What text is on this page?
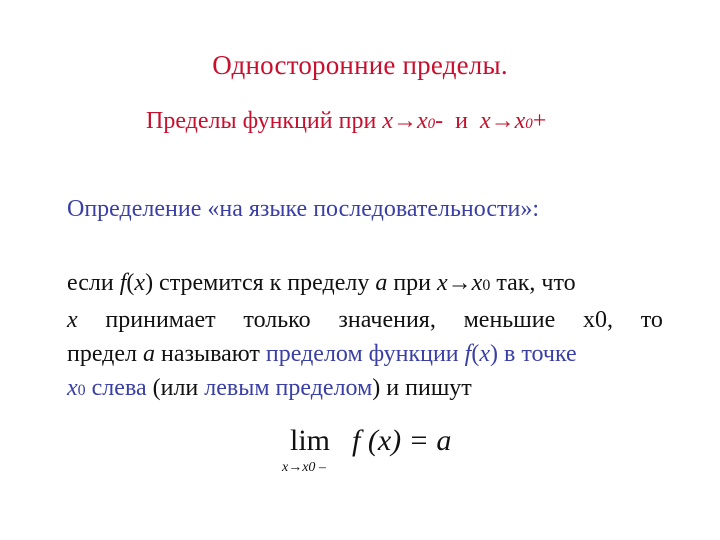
Односторонние пределы.
Пределы функций при x→x0-  и  x→x0+
Определение «на языке последовательности»:
если f(x) стремится к пределу a при x→x0 так, что
x принимает только значения, меньшие x0, то
предел a называют пределом функции f(x) в точке
x0 слева (или левым пределом) и пишут
lim
x→x0 –
f (x) = a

Challenge: Write the records out once more, exactly as they appear, with no pictures.

Exercise answer:
What text is on this page?
Односторонние пределы.
Пределы функций при x→x0-  и  x→x0+
Определение «на языке последовательности»:
если f(x) стремится к пределу a при x→x0 так, что
x принимает только значения, меньшие x0, то
предел a называют пределом функции f(x) в точке
x0 слева (или левым пределом) и пишут
lim
x→x0 –
f (x) = a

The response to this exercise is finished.